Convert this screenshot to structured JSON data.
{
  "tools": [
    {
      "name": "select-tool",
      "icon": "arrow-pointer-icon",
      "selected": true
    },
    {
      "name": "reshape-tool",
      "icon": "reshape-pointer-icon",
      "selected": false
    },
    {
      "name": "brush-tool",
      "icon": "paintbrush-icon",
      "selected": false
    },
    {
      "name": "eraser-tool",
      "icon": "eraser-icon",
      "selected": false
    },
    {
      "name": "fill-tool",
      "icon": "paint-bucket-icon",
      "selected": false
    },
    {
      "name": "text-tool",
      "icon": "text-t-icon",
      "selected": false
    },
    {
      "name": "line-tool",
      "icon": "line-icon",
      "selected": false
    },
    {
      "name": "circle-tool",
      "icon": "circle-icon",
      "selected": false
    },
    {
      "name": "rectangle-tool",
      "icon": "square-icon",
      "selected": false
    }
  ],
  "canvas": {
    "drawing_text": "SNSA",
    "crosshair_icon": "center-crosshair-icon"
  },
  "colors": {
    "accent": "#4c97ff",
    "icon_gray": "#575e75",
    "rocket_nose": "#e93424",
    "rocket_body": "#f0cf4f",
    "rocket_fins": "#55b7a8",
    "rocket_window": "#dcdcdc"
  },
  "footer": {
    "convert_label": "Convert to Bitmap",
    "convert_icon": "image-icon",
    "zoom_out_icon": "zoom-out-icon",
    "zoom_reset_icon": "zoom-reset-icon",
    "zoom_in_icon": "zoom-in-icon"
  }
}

* Task to carry out: Search the data above for lines holding "pointer" and copy each of them.

* Expected output:
      "icon": "arrow-pointer-icon",
      "icon": "reshape-pointer-icon",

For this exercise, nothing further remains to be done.